-------- Supplied material --------
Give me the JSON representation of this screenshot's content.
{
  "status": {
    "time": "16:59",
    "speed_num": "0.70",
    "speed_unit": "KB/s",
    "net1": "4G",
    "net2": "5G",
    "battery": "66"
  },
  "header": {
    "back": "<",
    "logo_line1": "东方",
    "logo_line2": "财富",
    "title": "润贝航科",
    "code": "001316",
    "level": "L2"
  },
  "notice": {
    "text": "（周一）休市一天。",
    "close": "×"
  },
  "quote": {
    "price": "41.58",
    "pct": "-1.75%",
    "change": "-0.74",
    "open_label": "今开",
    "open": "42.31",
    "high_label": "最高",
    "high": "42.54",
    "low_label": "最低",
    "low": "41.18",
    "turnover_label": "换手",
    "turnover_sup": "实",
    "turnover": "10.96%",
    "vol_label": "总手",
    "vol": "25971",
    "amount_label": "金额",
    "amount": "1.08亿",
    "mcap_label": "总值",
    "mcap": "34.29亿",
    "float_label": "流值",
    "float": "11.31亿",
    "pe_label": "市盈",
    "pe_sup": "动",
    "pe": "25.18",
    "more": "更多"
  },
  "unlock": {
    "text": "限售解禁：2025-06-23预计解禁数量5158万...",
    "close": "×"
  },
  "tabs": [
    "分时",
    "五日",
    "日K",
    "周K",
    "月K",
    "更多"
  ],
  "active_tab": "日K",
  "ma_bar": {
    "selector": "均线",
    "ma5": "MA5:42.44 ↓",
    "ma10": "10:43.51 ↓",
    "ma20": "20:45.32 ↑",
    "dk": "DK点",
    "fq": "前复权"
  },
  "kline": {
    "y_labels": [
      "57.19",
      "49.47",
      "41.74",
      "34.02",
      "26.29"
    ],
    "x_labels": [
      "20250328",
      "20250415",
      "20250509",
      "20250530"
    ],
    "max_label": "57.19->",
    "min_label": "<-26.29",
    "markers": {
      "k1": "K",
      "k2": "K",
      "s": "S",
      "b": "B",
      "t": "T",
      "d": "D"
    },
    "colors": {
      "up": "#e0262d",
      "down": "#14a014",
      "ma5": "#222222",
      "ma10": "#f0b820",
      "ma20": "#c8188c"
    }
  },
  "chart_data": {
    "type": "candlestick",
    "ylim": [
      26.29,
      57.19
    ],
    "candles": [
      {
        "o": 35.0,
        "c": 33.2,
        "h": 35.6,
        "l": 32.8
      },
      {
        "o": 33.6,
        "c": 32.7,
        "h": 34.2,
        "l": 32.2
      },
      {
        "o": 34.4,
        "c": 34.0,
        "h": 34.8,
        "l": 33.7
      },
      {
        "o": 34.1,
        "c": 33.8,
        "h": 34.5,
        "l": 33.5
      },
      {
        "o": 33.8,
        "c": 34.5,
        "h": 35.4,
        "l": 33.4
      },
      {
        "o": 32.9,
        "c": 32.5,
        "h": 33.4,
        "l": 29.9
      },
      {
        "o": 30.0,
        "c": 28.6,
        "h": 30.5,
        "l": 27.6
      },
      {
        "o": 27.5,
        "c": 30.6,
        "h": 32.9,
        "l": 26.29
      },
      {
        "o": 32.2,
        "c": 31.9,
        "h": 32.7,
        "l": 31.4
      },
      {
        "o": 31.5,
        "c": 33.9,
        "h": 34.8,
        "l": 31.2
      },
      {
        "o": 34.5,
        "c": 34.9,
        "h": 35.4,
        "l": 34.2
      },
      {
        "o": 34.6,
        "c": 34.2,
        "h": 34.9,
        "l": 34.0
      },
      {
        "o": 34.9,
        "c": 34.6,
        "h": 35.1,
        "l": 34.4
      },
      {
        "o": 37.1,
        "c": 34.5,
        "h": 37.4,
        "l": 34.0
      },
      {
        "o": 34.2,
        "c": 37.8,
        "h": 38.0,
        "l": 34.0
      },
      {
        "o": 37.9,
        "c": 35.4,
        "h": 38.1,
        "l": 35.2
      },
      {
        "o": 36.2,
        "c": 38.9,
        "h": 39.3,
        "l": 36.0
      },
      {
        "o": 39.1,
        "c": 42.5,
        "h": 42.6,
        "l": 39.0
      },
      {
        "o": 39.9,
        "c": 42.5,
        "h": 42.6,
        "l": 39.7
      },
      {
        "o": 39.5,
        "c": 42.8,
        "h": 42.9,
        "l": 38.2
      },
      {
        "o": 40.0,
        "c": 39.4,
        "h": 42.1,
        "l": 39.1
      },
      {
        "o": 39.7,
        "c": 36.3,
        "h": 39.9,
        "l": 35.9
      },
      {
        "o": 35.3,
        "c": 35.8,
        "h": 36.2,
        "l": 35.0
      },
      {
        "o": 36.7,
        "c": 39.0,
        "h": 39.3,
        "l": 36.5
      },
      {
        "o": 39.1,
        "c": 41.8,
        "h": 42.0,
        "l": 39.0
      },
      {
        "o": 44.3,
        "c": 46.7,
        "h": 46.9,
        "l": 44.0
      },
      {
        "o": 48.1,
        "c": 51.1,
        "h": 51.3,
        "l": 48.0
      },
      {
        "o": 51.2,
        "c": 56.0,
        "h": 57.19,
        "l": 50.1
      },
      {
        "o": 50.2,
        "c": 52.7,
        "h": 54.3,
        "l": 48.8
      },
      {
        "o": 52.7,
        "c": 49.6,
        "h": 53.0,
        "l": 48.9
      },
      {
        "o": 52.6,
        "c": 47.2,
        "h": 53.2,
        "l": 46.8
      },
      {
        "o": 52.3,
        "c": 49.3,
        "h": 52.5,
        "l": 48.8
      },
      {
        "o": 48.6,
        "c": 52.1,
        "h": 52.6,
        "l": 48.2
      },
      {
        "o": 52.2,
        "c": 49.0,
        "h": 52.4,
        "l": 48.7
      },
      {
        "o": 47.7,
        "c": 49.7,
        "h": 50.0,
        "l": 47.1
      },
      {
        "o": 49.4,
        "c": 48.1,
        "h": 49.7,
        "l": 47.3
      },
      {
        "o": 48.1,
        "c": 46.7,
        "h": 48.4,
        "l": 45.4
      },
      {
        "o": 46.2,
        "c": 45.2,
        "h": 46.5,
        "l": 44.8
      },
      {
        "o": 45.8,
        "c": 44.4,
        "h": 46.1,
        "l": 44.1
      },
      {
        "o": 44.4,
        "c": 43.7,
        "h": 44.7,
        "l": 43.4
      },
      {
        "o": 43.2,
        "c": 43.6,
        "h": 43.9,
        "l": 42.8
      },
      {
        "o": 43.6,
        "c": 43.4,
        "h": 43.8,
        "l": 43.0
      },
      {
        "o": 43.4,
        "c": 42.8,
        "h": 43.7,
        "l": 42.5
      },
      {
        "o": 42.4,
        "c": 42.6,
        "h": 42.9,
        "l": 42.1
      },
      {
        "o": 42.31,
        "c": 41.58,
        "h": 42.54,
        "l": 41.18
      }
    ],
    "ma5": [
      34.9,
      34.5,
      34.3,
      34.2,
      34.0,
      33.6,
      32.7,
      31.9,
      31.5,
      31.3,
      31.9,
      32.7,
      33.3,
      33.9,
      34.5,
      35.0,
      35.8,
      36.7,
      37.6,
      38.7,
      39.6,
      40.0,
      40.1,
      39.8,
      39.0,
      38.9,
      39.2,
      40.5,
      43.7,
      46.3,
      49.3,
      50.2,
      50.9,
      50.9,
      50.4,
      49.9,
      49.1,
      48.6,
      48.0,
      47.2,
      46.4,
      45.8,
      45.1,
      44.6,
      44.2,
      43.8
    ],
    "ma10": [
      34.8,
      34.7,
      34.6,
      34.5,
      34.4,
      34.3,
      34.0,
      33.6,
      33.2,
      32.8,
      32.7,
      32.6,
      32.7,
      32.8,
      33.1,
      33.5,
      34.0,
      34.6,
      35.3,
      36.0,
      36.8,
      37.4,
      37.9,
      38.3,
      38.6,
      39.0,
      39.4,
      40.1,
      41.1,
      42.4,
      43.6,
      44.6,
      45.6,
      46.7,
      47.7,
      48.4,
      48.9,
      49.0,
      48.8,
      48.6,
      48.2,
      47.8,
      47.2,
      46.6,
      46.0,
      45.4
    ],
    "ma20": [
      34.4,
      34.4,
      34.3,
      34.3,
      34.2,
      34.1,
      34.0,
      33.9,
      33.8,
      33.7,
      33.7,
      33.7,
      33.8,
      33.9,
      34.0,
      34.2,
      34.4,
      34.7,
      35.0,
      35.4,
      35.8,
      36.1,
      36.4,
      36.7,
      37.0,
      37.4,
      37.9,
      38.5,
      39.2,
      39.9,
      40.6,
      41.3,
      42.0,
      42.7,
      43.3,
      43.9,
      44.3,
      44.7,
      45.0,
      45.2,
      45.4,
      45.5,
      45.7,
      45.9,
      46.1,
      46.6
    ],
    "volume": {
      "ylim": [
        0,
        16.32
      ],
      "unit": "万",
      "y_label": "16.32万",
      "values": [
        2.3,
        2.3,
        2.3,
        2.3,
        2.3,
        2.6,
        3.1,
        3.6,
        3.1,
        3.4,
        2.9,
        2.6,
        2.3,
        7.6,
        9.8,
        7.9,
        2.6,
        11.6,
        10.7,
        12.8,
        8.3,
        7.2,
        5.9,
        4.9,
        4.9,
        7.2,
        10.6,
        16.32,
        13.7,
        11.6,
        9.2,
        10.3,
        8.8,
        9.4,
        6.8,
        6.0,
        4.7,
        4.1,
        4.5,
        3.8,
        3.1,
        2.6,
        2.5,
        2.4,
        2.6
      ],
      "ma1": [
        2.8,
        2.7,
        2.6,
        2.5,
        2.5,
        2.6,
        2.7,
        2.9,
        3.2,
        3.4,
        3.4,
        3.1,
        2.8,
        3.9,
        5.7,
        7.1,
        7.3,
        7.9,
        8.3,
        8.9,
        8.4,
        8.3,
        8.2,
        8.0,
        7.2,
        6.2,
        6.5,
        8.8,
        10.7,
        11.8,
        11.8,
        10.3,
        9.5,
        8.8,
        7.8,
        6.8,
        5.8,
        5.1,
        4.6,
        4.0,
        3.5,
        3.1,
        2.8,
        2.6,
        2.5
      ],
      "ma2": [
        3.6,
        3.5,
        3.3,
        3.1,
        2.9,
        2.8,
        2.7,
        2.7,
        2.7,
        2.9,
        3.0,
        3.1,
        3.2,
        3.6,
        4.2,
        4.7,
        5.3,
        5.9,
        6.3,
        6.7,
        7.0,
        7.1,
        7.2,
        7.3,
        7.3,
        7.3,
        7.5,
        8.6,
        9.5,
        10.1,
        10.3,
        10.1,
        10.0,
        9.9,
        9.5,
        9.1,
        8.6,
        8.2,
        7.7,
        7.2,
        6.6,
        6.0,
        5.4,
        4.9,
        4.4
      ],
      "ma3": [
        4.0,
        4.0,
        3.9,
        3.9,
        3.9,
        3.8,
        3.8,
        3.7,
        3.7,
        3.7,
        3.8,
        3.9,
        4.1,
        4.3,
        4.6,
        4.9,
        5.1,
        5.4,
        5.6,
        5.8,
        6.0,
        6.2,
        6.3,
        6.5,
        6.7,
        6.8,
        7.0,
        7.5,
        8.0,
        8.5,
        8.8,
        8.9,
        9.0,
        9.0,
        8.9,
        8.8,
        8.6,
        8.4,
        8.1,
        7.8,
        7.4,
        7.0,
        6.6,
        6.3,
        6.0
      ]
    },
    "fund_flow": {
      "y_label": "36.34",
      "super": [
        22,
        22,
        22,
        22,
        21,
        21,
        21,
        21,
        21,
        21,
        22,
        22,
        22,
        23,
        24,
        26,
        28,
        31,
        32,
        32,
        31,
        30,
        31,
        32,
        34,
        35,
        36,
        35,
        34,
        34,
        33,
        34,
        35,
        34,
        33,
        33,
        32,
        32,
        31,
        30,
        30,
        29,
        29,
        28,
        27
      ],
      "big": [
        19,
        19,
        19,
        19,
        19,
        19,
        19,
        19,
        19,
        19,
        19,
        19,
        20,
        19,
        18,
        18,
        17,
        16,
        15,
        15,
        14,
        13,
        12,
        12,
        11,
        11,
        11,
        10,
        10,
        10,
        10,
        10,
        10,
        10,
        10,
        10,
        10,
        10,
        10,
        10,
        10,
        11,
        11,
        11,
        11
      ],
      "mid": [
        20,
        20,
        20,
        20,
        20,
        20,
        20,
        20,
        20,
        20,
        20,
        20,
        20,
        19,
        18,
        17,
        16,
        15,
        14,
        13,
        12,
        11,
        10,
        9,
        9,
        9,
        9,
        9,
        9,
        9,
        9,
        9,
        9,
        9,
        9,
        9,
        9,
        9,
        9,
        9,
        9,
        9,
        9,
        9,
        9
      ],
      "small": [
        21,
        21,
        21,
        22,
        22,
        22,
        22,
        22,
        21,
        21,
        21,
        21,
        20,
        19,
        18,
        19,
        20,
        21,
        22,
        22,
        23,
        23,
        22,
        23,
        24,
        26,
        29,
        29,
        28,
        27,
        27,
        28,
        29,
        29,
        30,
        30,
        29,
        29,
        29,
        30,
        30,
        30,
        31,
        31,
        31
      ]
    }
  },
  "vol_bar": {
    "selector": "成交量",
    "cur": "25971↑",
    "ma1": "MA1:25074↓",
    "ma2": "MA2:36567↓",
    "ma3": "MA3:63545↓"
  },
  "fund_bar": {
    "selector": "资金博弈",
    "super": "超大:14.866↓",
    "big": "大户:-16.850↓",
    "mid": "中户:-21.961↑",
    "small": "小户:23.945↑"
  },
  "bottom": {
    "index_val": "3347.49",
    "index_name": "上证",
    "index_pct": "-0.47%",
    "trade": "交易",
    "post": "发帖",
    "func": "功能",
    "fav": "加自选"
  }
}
--------
Written exercise → From the data above, pick out each line containing "selector" and copy it.

Completed exercise →
    "selector": "均线",
    "selector": "成交量",
    "selector": "资金博弈",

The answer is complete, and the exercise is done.